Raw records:
'''
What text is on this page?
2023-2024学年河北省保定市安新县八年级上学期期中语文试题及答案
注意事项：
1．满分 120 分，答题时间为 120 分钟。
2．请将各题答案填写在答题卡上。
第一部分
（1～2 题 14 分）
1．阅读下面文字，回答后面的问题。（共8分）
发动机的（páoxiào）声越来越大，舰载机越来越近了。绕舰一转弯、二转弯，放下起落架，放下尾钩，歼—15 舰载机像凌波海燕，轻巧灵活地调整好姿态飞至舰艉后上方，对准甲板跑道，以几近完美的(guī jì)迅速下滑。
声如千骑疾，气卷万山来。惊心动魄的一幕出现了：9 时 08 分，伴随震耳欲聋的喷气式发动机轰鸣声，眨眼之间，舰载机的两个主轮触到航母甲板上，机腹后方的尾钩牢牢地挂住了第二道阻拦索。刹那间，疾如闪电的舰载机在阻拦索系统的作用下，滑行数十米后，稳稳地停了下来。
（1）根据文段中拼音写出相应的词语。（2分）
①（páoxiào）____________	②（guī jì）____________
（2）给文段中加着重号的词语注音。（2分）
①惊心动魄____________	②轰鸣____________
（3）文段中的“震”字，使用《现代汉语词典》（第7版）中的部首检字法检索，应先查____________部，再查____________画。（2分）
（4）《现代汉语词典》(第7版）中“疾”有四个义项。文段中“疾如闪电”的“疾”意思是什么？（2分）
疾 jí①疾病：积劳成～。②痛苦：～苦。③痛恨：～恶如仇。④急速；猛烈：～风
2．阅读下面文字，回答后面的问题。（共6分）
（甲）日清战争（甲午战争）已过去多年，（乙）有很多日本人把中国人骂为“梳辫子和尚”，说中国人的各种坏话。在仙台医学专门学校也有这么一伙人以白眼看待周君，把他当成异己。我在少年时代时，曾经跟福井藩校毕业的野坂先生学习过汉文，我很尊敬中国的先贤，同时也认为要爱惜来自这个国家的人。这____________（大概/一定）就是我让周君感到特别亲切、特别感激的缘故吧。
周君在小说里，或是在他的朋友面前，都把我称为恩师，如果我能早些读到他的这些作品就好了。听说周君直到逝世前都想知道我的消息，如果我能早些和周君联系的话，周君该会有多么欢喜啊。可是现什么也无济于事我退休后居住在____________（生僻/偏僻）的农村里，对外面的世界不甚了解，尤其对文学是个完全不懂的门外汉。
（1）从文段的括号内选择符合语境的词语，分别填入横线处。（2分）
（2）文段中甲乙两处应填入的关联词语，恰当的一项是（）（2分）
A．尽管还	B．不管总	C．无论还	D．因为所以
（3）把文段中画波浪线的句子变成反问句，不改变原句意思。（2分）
'''
'''
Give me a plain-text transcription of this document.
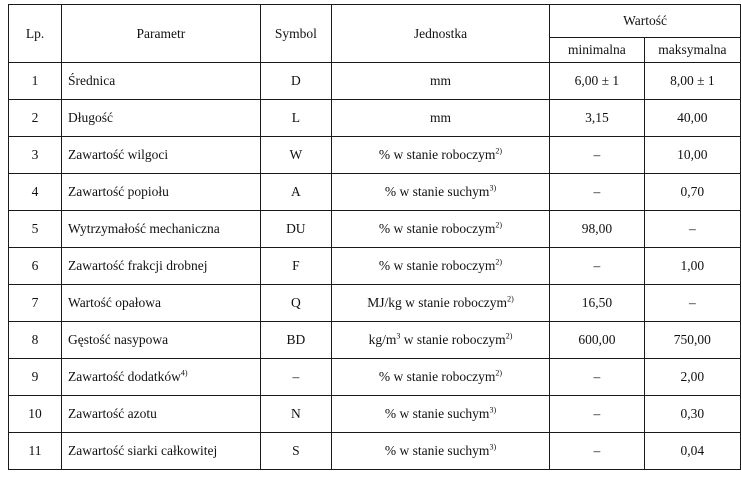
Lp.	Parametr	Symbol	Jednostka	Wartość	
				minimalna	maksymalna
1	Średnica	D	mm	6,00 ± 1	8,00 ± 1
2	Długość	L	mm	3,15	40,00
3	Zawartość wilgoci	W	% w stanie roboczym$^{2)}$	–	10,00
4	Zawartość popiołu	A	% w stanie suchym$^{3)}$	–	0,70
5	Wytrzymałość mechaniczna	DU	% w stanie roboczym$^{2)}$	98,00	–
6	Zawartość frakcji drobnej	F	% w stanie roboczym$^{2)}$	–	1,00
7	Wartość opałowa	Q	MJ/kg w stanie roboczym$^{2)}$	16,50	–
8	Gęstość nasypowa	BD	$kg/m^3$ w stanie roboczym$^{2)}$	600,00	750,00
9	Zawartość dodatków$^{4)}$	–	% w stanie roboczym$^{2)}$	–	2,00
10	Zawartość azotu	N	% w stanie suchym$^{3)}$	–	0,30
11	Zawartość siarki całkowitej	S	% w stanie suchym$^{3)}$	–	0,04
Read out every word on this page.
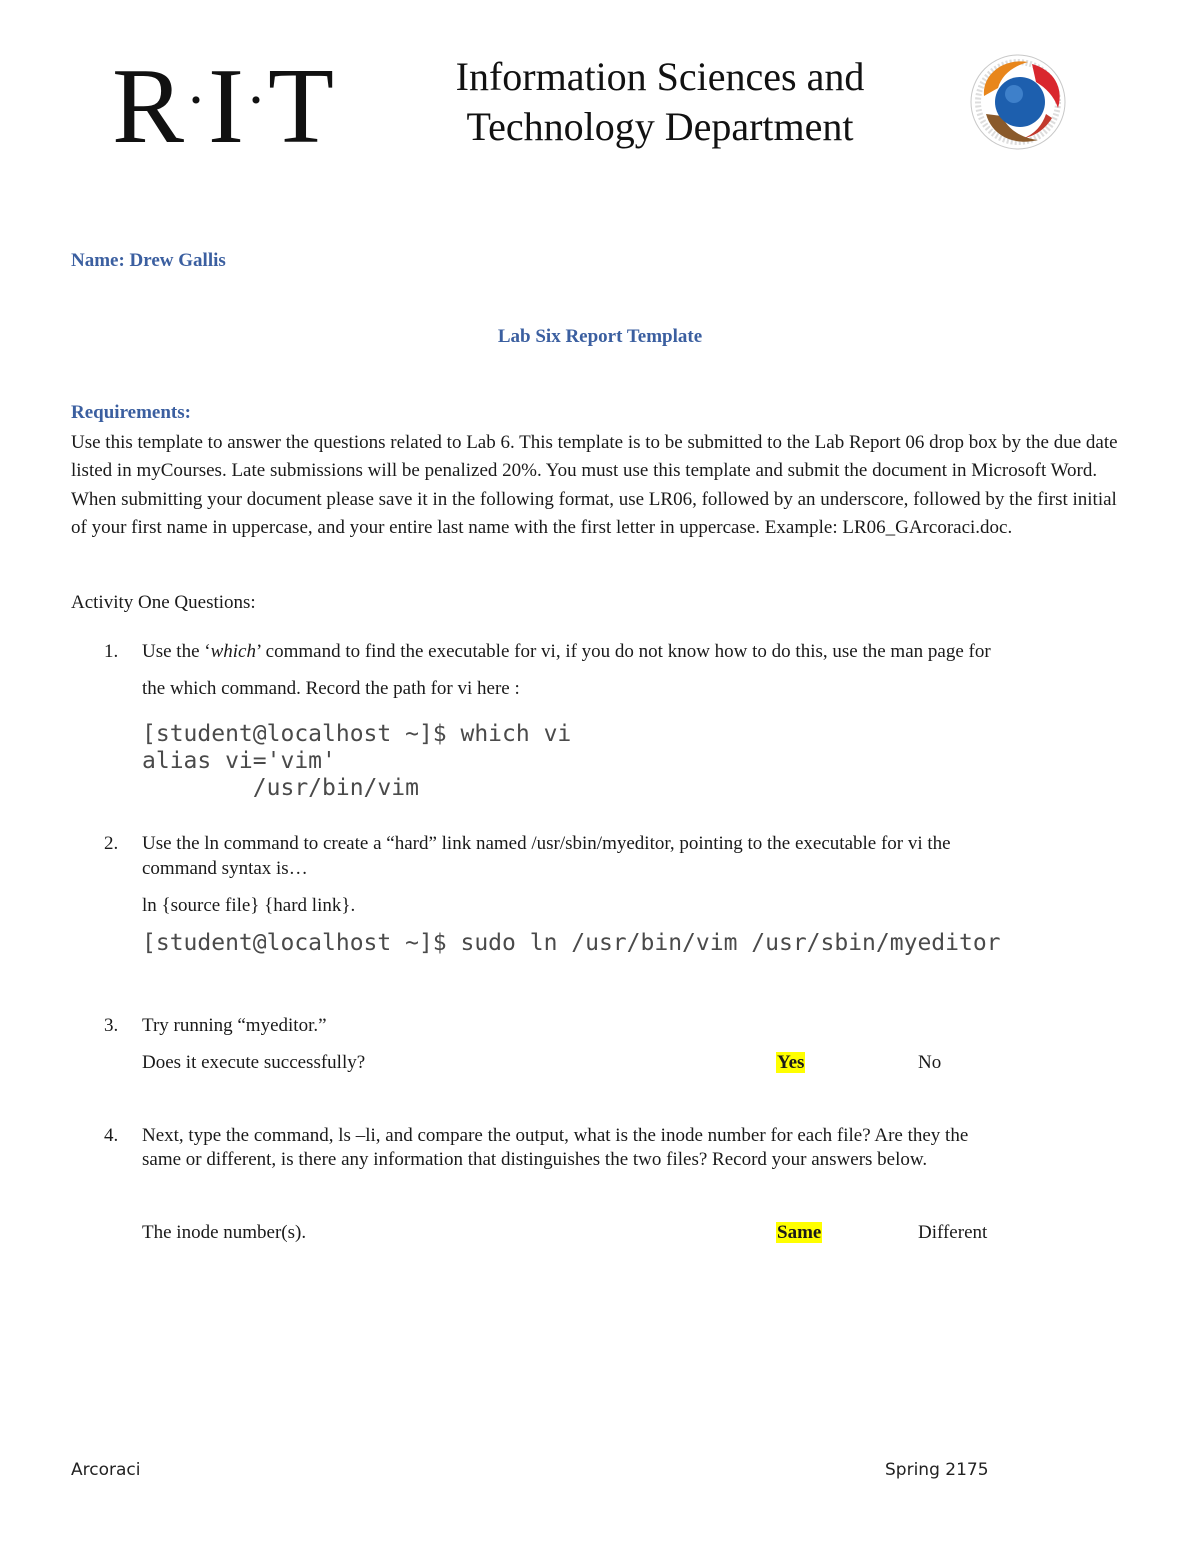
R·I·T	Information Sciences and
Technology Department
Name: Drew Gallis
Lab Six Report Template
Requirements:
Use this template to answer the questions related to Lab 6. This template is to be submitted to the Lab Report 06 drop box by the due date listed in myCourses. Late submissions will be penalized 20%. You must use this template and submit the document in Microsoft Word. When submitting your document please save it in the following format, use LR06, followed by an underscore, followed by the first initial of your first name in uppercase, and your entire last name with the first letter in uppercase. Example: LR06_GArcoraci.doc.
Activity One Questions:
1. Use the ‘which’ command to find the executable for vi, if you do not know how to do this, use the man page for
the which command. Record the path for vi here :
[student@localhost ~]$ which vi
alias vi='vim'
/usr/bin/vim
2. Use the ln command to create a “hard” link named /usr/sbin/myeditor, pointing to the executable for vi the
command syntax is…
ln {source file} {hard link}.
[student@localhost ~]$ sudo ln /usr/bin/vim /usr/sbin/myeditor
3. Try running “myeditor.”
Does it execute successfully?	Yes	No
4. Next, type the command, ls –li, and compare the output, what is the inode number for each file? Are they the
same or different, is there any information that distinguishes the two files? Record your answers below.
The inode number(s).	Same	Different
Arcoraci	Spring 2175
'''
Search the entries for the word "text" and copy every line that has it.

• **WRITTEN ANSWER**:
What text is on this page?
Give me a plain-text transcription of this document.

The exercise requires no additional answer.